Dataset records:
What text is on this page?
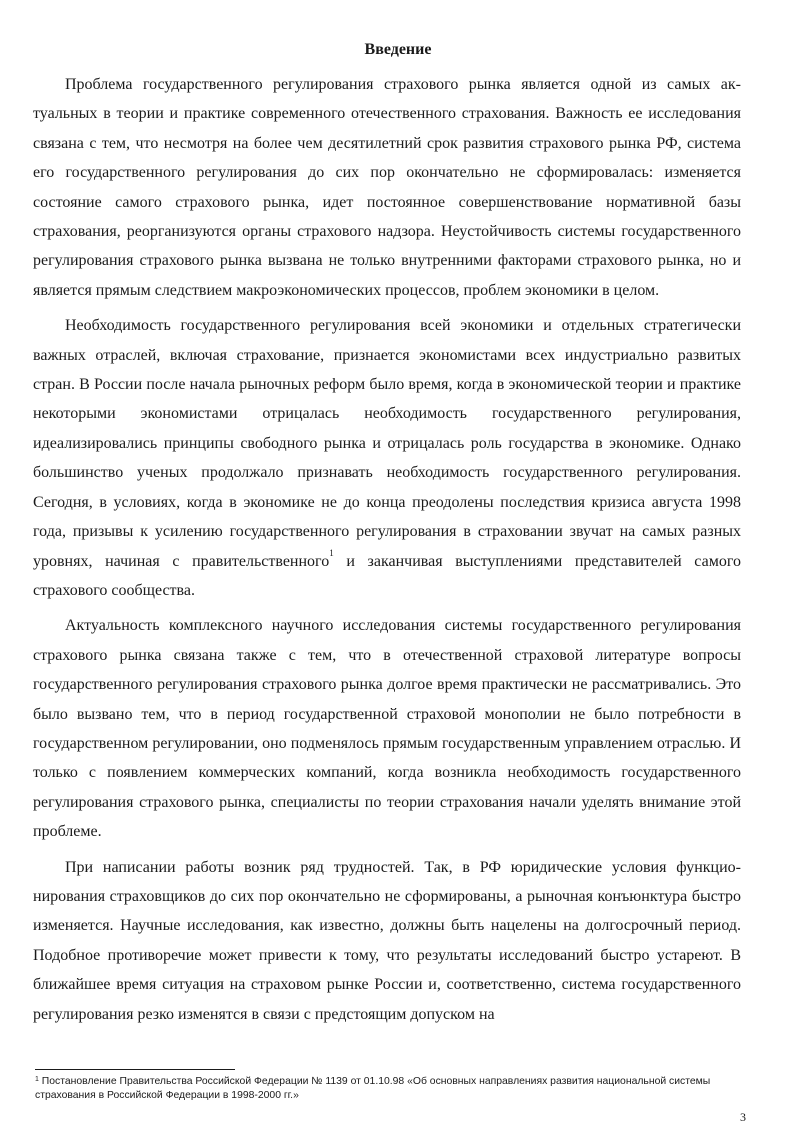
Введение

Проблема государственного регулирования страхового рынка является одной из самых актуальных в теории и практике современного отечественного страхования. Важность ее исследования связана с тем, что несмотря на более чем десятилетний срок развития страхового рынка РФ, система его государственного регулирования до сих пор окончательно не сформировалась: изменяется состояние самого страхового рынка, идет постоянное совершенствование нормативной базы страхования, реорганизуются органы страхового надзора. Неустойчивость системы государственного регулирования страхового рынка вызвана не только внутренними факторами страхового рынка, но и является прямым следствием макроэкономических процессов, проблем экономики в целом.

Необходимость государственного регулирования всей экономики и отдельных стратегически важных отраслей, включая страхование, признается экономистами всех индустриально развитых стран. В России после начала рыночных реформ было время, когда в экономической теории и практике некоторыми экономистами отрицалась необходимость государственного регулирования, идеализировались принципы свободного рынка и отрицалась роль государства в экономике. Однако большинство ученых продолжало признавать необходимость государственного регулирования. Сегодня, в условиях, когда в экономике не до конца преодолены последствия кризиса августа 1998 года, призывы к усилению государственного регулирования в страховании звучат на самых разных уровнях, начиная с правительственного$^1$ и заканчивая выступлениями представителей самого страхового сообщества.

Актуальность комплексного научного исследования системы государственного регулирования страхового рынка связана также с тем, что в отечественной страховой литературе вопросы государственного регулирования страхового рынка долгое время практически не рассматривались. Это было вызвано тем, что в период государственной страховой монополии не было потребности в государственном регулировании, оно подменялось прямым государственным управлением отраслью. И только с появлением коммерческих компаний, когда возникла необходимость государственного регулирования страхового рынка, специалисты по теории страхования начали уделять внимание этой проблеме.

При написании работы возник ряд трудностей. Так, в РФ юридические условия функционирования страховщиков до сих пор окончательно не сформированы, а рыночная конъюнктура быстро изменяется. Научные исследования, как известно, должны быть нацелены на долгосрочный период. Подобное противоречие может привести к тому, что результаты исследований быстро устареют. В ближайшее время ситуация на страховом рынке России и, соответственно, система государственного регулирования резко изменятся в связи с предстоящим допуском на

$^1$ Постановление Правительства Российской Федерации № 1139 от 01.10.98 «Об основных направлениях развития национальной системы страхования в Российской Федерации в 1998-2000 гг.»
3
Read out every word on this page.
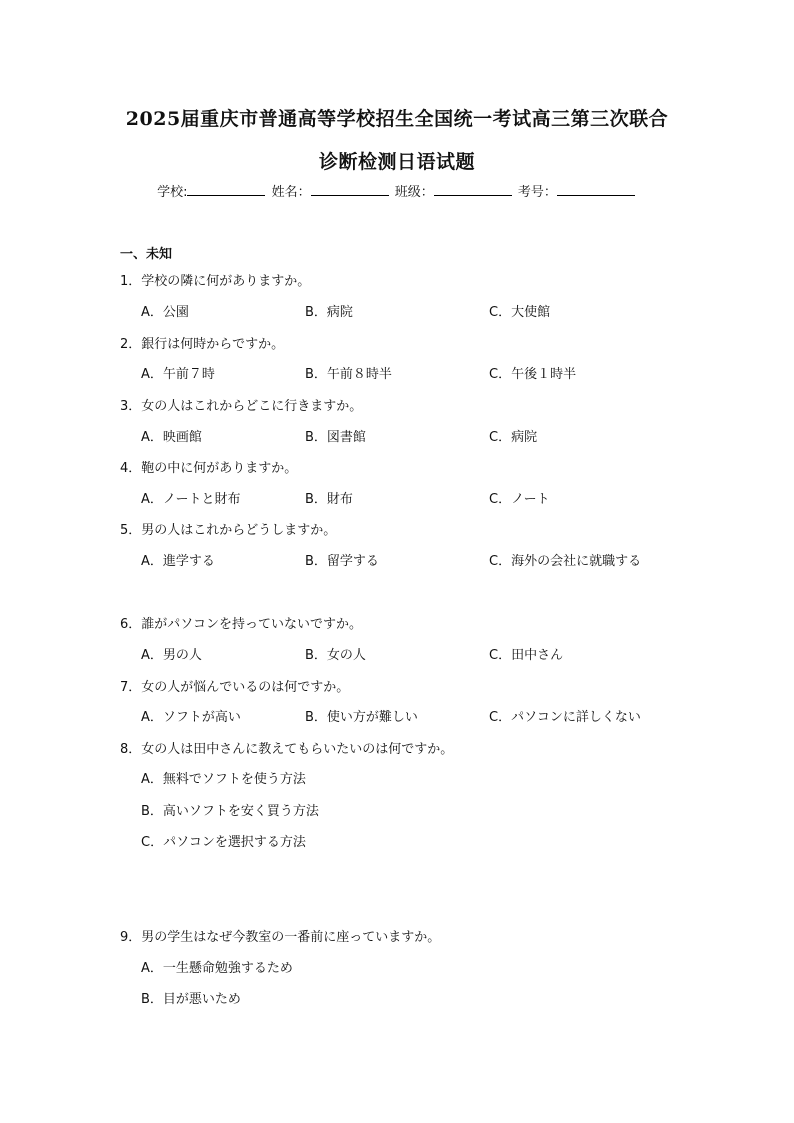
2025届重庆市普通高等学校招生全国统一考试高三第三次联合
诊断检测日语试题
学校:	姓名：	班级：	考号：
一、未知
1．学校の隣に何がありますか。
A．公園	B．病院	C．大使館
2．銀行は何時からですか。
A．午前７時	B．午前８時半	C．午後１時半
3．女の人はこれからどこに行きますか。
A．映画館	B．図書館	C．病院
4．鞄の中に何がありますか。
A．ノートと財布	B．財布	C．ノート
5．男の人はこれからどうしますか。
A．進学する	B．留学する	C．海外の会社に就職する
6．誰がパソコンを持っていないですか。
A．男の人	B．女の人	C．田中さん
7．女の人が悩んでいるのは何ですか。
A．ソフトが高い	B．使い方が難しい	C．パソコンに詳しくない
8．女の人は田中さんに教えてもらいたいのは何ですか。
A．無料でソフトを使う方法
B．高いソフトを安く買う方法
C．パソコンを選択する方法
9．男の学生はなぜ今教室の一番前に座っていますか。
A．一生懸命勉強するため
B．目が悪いため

● **PROBLEM DETAILS**:
Every line above should be repeated exactly; pictures stay out of the copy.

● **SOLUTION FOR THIS EXERCISE**:
What text is on this page?
Введение

Проблема государственного регулирования страхового рынка является одной из самых актуальных в теории и практике современного отечественного страхования. Важность ее исследования связана с тем, что несмотря на более чем десятилетний срок развития страхового рынка РФ, система его государственного регулирования до сих пор окончательно не сформировалась: изменяется состояние самого страхового рынка, идет постоянное совершенствование нормативной базы страхования, реорганизуются органы страхового надзора. Неустойчивость системы государственного регулирования страхового рынка вызвана не только внутренними факторами страхового рынка, но и является прямым следствием макроэкономических процессов, проблем экономики в целом.

Необходимость государственного регулирования всей экономики и отдельных стратегически важных отраслей, включая страхование, признается экономистами всех индустриально развитых стран. В России после начала рыночных реформ было время, когда в экономической теории и практике некоторыми экономистами отрицалась необходимость государственного регулирования, идеализировались принципы свободного рынка и отрицалась роль государства в экономике. Однако большинство ученых продолжало признавать необходимость государственного регулирования. Сегодня, в условиях, когда в экономике не до конца преодолены последствия кризиса августа 1998 года, призывы к усилению государственного регулирования в страховании звучат на самых разных уровнях, начиная с правительственного$^1$ и заканчивая выступлениями представителей самого страхового сообщества.

Актуальность комплексного научного исследования системы государственного регулирования страхового рынка связана также с тем, что в отечественной страховой литературе вопросы государственного регулирования страхового рынка долгое время практически не рассматривались. Это было вызвано тем, что в период государственной страховой монополии не было потребности в государственном регулировании, оно подменялось прямым государственным управлением отраслью. И только с появлением коммерческих компаний, когда возникла необходимость государственного регулирования страхового рынка, специалисты по теории страхования начали уделять внимание этой проблеме.

При написании работы возник ряд трудностей. Так, в РФ юридические условия функционирования страховщиков до сих пор окончательно не сформированы, а рыночная конъюнктура быстро изменяется. Научные исследования, как известно, должны быть нацелены на долгосрочный период. Подобное противоречие может привести к тому, что результаты исследований быстро устареют. В ближайшее время ситуация на страховом рынке России и, соответственно, система государственного регулирования резко изменятся в связи с предстоящим допуском на

$^1$ Постановление Правительства Российской Федерации № 1139 от 01.10.98 «Об основных направлениях развития национальной системы страхования в Российской Федерации в 1998-2000 гг.»
3
Read out every word on this page.
2025届重庆市普通高等学校招生全国统一考试高三第三次联合
诊断检测日语试题
学校:	姓名：	班级：	考号：
一、未知
1．学校の隣に何がありますか。
A．公園	B．病院	C．大使館
2．銀行は何時からですか。
A．午前７時	B．午前８時半	C．午後１時半
3．女の人はこれからどこに行きますか。
A．映画館	B．図書館	C．病院
4．鞄の中に何がありますか。
A．ノートと財布	B．財布	C．ノート
5．男の人はこれからどうしますか。
A．進学する	B．留学する	C．海外の会社に就職する
6．誰がパソコンを持っていないですか。
A．男の人	B．女の人	C．田中さん
7．女の人が悩んでいるのは何ですか。
A．ソフトが高い	B．使い方が難しい	C．パソコンに詳しくない
8．女の人は田中さんに教えてもらいたいのは何ですか。
A．無料でソフトを使う方法
B．高いソフトを安く買う方法
C．パソコンを選択する方法
9．男の学生はなぜ今教室の一番前に座っていますか。
A．一生懸命勉強するため
B．目が悪いため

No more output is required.